Tarea a realizar: Edita las filas siguientes: sustituye "sidebar-item-label" por "sidebar-label" en todas sus apariciones y deja lo demás sin cambios.

Datos a procesar:
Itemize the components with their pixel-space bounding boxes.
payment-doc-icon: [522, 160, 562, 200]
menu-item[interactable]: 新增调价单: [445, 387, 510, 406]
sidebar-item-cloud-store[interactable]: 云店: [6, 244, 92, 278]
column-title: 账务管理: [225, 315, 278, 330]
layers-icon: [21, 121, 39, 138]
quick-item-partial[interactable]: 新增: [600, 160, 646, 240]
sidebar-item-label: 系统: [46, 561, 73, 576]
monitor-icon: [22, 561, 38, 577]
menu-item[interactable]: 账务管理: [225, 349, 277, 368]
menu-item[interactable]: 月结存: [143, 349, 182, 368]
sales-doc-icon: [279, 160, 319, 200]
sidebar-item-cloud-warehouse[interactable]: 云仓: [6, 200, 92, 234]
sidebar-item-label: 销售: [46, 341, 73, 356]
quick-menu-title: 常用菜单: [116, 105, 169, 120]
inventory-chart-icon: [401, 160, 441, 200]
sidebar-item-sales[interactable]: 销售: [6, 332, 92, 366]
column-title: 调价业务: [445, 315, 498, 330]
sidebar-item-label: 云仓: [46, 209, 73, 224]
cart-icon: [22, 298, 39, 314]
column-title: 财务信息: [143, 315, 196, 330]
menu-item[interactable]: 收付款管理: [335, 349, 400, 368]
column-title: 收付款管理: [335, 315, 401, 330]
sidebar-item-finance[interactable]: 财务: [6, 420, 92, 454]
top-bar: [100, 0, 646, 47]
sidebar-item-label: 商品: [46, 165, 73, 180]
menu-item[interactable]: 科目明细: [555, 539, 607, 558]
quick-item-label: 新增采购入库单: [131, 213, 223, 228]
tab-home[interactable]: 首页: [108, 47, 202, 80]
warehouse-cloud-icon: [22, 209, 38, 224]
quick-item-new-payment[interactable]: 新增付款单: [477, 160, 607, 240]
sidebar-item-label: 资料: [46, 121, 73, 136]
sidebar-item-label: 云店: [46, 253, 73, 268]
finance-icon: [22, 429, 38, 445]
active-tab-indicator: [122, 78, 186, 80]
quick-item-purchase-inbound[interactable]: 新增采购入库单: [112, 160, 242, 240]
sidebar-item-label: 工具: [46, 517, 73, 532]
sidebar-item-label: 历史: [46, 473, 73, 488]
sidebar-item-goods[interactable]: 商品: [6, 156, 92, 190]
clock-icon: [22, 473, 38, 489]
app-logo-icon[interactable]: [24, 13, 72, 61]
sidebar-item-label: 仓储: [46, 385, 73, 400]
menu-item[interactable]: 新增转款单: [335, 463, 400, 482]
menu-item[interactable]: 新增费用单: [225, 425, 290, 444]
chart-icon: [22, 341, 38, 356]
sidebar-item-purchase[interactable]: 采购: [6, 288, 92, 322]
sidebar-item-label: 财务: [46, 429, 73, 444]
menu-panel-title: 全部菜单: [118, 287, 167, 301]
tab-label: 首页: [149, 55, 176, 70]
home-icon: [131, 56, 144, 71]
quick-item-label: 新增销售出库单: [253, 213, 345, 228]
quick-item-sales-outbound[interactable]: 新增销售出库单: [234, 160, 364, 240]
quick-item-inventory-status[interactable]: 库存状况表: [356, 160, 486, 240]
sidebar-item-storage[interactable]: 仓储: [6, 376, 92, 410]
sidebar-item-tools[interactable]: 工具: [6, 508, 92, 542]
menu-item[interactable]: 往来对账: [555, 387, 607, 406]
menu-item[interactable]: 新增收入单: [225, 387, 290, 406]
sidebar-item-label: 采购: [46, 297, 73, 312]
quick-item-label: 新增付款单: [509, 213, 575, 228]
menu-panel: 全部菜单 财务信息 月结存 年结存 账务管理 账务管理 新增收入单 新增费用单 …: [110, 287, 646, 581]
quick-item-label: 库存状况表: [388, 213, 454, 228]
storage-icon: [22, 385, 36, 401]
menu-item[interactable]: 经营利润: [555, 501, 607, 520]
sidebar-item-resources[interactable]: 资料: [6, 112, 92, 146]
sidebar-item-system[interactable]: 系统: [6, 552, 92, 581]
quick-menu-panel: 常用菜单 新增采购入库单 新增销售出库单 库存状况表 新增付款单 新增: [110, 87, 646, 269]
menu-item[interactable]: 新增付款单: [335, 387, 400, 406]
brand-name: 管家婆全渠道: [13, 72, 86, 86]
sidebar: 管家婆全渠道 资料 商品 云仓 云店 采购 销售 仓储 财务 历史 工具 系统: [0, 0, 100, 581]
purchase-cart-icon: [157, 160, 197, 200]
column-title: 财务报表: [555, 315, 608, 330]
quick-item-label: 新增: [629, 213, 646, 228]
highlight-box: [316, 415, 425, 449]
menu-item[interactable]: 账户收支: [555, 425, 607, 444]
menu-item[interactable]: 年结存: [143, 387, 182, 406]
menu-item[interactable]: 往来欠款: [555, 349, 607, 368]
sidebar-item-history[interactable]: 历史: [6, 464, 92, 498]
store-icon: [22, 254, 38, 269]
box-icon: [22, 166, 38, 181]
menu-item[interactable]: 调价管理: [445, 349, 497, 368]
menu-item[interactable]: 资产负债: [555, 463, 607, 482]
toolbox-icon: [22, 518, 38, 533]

Respuesta:
Itemize the components with their pixel-space bounding boxes.
payment-doc-icon: [522, 160, 562, 200]
menu-item[interactable]: 新增调价单: [445, 387, 510, 406]
sidebar-item-cloud-store[interactable]: 云店: [6, 244, 92, 278]
column-title: 账务管理: [225, 315, 278, 330]
layers-icon: [21, 121, 39, 138]
quick-item-partial[interactable]: 新增: [600, 160, 646, 240]
sidebar-label: 系统: [46, 561, 73, 576]
monitor-icon: [22, 561, 38, 577]
menu-item[interactable]: 账务管理: [225, 349, 277, 368]
menu-item[interactable]: 月结存: [143, 349, 182, 368]
sales-doc-icon: [279, 160, 319, 200]
sidebar-item-cloud-warehouse[interactable]: 云仓: [6, 200, 92, 234]
sidebar-label: 销售: [46, 341, 73, 356]
quick-menu-title: 常用菜单: [116, 105, 169, 120]
inventory-chart-icon: [401, 160, 441, 200]
sidebar-item-sales[interactable]: 销售: [6, 332, 92, 366]
column-title: 调价业务: [445, 315, 498, 330]
sidebar-label: 云仓: [46, 209, 73, 224]
cart-icon: [22, 298, 39, 314]
column-title: 财务信息: [143, 315, 196, 330]
menu-item[interactable]: 收付款管理: [335, 349, 400, 368]
column-title: 收付款管理: [335, 315, 401, 330]
sidebar-item-finance[interactable]: 财务: [6, 420, 92, 454]
top-bar: [100, 0, 646, 47]
sidebar-label: 商品: [46, 165, 73, 180]
menu-item[interactable]: 科目明细: [555, 539, 607, 558]
quick-item-label: 新增采购入库单: [131, 213, 223, 228]
tab-home[interactable]: 首页: [108, 47, 202, 80]
warehouse-cloud-icon: [22, 209, 38, 224]
quick-item-new-payment[interactable]: 新增付款单: [477, 160, 607, 240]
sidebar-label: 资料: [46, 121, 73, 136]
sidebar-label: 云店: [46, 253, 73, 268]
finance-icon: [22, 429, 38, 445]
active-tab-indicator: [122, 78, 186, 80]
quick-item-purchase-inbound[interactable]: 新增采购入库单: [112, 160, 242, 240]
sidebar-label: 工具: [46, 517, 73, 532]
sidebar-label: 历史: [46, 473, 73, 488]
sidebar-item-goods[interactable]: 商品: [6, 156, 92, 190]
clock-icon: [22, 473, 38, 489]
app-logo-icon[interactable]: [24, 13, 72, 61]
sidebar-label: 仓储: [46, 385, 73, 400]
menu-item[interactable]: 新增转款单: [335, 463, 400, 482]
menu-item[interactable]: 新增费用单: [225, 425, 290, 444]
chart-icon: [22, 341, 38, 356]
sidebar-item-purchase[interactable]: 采购: [6, 288, 92, 322]
sidebar-label: 财务: [46, 429, 73, 444]
menu-panel-title: 全部菜单: [118, 287, 167, 301]
tab-label: 首页: [149, 55, 176, 70]
home-icon: [131, 56, 144, 71]
quick-item-label: 新增销售出库单: [253, 213, 345, 228]
quick-item-sales-outbound[interactable]: 新增销售出库单: [234, 160, 364, 240]
quick-item-inventory-status[interactable]: 库存状况表: [356, 160, 486, 240]
sidebar-item-storage[interactable]: 仓储: [6, 376, 92, 410]
sidebar-item-tools[interactable]: 工具: [6, 508, 92, 542]
menu-item[interactable]: 往来对账: [555, 387, 607, 406]
menu-item[interactable]: 新增收入单: [225, 387, 290, 406]
sidebar-label: 采购: [46, 297, 73, 312]
quick-item-label: 新增付款单: [509, 213, 575, 228]
menu-panel: 全部菜单 财务信息 月结存 年结存 账务管理 账务管理 新增收入单 新增费用单 …: [110, 287, 646, 581]
quick-item-label: 库存状况表: [388, 213, 454, 228]
storage-icon: [22, 385, 36, 401]
menu-item[interactable]: 经营利润: [555, 501, 607, 520]
sidebar-item-resources[interactable]: 资料: [6, 112, 92, 146]
sidebar-item-system[interactable]: 系统: [6, 552, 92, 581]
quick-menu-panel: 常用菜单 新增采购入库单 新增销售出库单 库存状况表 新增付款单 新增: [110, 87, 646, 269]
menu-item[interactable]: 新增付款单: [335, 387, 400, 406]
brand-name: 管家婆全渠道: [13, 72, 86, 86]
sidebar: 管家婆全渠道 资料 商品 云仓 云店 采购 销售 仓储 财务 历史 工具 系统: [0, 0, 100, 581]
purchase-cart-icon: [157, 160, 197, 200]
column-title: 财务报表: [555, 315, 608, 330]
quick-item-label: 新增: [629, 213, 646, 228]
highlight-box: [316, 415, 425, 449]
menu-item[interactable]: 账户收支: [555, 425, 607, 444]
menu-item[interactable]: 年结存: [143, 387, 182, 406]
menu-item[interactable]: 往来欠款: [555, 349, 607, 368]
sidebar-item-history[interactable]: 历史: [6, 464, 92, 498]
store-icon: [22, 254, 38, 269]
box-icon: [22, 166, 38, 181]
menu-item[interactable]: 调价管理: [445, 349, 497, 368]
menu-item[interactable]: 资产负债: [555, 463, 607, 482]
toolbox-icon: [22, 518, 38, 533]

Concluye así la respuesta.